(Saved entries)
____________________

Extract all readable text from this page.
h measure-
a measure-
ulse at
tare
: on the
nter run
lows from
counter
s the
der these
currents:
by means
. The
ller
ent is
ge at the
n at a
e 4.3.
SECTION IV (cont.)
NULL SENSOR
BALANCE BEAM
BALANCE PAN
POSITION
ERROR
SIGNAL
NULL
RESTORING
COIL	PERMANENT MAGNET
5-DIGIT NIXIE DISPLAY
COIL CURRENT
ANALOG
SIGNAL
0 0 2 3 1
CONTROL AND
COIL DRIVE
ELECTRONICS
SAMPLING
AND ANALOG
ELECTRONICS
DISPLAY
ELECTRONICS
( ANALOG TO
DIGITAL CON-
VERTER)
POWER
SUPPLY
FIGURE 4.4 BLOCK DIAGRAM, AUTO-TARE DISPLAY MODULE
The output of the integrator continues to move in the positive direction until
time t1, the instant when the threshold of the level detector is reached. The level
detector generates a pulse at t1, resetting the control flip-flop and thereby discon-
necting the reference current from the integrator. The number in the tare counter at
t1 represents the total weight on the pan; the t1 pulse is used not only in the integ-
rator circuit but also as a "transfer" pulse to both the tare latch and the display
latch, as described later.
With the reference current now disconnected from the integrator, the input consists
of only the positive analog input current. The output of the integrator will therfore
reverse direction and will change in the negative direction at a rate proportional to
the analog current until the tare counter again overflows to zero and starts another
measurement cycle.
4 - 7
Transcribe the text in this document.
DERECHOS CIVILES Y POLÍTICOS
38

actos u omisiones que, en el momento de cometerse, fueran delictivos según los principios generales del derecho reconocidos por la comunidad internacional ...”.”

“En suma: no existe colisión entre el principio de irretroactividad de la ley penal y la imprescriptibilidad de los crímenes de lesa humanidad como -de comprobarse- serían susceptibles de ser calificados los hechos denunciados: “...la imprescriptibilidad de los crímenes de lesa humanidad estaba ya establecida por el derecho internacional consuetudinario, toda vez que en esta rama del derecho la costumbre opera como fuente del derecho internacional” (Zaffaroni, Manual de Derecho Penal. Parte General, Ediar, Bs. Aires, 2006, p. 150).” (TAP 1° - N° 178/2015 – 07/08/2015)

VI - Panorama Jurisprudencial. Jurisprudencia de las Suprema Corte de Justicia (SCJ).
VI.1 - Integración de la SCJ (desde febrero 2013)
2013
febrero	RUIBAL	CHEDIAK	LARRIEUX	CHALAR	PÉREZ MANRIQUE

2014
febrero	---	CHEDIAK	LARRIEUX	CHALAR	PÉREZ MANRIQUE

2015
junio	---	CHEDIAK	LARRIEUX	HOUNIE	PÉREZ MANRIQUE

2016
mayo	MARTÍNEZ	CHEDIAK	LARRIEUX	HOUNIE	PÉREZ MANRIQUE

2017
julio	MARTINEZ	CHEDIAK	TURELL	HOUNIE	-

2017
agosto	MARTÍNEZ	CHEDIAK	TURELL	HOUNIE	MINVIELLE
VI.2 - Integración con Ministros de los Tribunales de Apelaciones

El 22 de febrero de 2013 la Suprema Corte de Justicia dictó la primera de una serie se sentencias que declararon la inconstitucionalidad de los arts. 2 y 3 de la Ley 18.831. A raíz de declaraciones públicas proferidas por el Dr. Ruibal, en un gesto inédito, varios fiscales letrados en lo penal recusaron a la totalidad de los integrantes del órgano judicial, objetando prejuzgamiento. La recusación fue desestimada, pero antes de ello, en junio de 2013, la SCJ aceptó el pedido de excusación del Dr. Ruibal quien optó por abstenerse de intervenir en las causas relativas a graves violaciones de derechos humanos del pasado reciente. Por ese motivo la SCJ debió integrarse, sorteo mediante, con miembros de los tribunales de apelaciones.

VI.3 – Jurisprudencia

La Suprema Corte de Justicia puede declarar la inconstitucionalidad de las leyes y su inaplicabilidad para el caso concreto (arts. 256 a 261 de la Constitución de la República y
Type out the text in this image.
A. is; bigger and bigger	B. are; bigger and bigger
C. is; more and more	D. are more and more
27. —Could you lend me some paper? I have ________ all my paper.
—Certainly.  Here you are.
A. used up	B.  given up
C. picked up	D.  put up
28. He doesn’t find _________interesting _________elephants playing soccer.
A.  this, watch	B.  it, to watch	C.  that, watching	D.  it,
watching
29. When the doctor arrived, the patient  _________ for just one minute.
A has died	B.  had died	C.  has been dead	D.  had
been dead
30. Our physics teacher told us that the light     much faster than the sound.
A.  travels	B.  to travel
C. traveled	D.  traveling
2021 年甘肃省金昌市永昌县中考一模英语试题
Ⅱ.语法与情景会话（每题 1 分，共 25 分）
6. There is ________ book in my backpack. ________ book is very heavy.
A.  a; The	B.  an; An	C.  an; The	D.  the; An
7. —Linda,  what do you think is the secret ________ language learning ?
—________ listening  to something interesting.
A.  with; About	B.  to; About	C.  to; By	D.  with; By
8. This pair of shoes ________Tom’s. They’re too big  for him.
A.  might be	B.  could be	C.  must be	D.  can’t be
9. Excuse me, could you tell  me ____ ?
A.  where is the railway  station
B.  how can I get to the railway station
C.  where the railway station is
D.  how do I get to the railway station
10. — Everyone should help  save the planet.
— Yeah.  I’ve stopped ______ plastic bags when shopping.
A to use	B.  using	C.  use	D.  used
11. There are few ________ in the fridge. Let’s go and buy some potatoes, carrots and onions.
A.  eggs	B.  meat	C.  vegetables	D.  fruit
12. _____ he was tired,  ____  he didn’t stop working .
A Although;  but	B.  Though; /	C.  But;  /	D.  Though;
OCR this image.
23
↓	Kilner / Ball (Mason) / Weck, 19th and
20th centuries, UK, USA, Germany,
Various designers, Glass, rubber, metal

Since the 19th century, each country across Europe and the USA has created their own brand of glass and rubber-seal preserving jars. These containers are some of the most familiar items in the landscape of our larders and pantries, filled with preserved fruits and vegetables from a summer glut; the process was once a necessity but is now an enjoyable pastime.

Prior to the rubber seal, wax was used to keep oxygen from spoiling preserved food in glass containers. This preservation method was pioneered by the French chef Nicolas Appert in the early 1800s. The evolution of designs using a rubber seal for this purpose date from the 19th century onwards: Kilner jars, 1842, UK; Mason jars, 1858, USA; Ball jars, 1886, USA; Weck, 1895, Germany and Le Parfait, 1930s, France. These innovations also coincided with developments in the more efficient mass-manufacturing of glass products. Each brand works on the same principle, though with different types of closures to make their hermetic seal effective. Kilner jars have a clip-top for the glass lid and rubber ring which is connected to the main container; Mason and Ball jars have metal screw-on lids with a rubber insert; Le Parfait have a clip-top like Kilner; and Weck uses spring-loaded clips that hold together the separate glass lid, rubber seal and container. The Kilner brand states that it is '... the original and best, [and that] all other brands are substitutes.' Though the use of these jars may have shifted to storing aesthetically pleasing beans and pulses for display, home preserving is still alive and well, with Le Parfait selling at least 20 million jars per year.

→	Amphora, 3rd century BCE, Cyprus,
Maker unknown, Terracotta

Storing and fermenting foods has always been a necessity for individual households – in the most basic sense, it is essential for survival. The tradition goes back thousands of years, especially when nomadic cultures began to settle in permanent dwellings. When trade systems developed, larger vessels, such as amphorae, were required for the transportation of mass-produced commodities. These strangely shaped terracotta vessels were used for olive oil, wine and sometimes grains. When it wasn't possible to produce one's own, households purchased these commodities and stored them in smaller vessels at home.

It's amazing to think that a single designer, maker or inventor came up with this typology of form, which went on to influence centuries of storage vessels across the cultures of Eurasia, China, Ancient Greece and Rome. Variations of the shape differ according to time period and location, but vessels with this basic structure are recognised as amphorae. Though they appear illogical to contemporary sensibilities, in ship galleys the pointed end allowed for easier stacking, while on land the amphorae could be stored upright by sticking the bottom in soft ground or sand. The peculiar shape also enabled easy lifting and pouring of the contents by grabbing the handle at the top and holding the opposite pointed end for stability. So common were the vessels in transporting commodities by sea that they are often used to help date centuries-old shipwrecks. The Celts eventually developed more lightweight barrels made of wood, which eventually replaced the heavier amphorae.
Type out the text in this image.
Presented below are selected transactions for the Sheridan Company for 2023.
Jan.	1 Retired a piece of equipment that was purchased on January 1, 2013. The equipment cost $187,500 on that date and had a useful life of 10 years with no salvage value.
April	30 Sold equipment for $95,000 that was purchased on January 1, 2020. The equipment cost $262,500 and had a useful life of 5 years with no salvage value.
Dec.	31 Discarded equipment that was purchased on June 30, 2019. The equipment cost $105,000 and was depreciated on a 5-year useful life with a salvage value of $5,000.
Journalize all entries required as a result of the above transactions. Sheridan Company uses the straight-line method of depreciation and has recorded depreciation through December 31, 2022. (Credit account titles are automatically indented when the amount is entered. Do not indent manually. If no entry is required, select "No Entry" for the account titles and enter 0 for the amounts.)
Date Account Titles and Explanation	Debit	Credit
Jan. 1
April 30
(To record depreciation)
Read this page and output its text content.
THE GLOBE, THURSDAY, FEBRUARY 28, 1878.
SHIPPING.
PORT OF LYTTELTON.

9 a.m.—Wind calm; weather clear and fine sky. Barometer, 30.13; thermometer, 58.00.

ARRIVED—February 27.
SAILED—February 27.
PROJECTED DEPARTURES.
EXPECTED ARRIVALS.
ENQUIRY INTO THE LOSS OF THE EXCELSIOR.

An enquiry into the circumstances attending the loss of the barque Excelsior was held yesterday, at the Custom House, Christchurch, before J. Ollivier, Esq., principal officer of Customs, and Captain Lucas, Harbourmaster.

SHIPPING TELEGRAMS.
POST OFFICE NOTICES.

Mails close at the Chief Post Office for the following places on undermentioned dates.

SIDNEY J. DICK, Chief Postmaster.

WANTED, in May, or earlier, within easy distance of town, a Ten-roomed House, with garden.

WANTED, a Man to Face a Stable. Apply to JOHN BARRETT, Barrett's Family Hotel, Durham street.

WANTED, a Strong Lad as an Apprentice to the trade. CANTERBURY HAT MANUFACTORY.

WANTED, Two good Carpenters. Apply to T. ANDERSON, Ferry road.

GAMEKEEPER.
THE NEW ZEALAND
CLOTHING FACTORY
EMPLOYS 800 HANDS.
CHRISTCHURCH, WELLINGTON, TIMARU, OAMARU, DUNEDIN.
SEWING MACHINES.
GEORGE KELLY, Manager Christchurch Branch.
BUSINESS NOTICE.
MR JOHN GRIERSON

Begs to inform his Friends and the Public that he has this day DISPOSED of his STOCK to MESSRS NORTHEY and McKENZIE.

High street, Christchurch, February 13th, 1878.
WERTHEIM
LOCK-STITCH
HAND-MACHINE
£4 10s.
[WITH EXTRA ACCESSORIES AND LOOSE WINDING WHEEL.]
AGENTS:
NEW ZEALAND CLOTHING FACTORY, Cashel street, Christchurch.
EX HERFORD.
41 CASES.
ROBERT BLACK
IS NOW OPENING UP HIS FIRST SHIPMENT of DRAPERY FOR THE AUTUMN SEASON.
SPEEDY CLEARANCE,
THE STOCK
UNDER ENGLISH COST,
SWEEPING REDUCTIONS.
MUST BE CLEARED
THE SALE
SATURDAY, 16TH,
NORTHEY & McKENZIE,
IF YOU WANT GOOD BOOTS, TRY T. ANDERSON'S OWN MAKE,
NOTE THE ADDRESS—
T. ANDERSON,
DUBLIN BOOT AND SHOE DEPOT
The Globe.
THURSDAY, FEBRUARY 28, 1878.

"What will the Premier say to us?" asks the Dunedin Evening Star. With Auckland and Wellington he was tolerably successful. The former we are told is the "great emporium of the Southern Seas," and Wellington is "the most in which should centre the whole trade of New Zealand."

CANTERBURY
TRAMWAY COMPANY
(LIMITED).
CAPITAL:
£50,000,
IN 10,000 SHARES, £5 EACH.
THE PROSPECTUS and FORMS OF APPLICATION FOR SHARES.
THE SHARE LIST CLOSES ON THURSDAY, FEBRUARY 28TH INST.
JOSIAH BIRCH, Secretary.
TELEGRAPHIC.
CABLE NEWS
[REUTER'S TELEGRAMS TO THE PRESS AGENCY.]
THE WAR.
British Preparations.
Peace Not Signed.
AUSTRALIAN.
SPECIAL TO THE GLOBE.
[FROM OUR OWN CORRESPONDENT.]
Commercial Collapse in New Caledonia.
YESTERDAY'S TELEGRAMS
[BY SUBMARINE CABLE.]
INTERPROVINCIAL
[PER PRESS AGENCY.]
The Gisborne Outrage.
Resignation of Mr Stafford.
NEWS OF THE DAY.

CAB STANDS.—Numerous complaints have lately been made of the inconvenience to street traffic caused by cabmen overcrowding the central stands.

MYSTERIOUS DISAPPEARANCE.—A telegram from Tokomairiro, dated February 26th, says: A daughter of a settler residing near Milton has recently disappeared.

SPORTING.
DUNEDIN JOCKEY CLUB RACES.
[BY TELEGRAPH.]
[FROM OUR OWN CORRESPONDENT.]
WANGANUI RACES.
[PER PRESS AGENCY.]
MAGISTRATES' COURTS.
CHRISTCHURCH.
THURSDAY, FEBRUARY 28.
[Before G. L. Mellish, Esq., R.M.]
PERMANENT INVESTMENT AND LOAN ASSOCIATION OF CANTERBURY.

____________________

• **EXERCISE TASK**:
Return each line among the entries that holds the word "HOUNIE".

• **RESULT FOR THIS EXERCISE**:
junio	---	CHEDIAK	LARRIEUX	HOUNIE	PÉREZ MANRIQUE
mayo	MARTÍNEZ	CHEDIAK	LARRIEUX	HOUNIE	PÉREZ MANRIQUE
julio	MARTINEZ	CHEDIAK	TURELL	HOUNIE	-
agosto	MARTÍNEZ	CHEDIAK	TURELL	HOUNIE	MINVIELLE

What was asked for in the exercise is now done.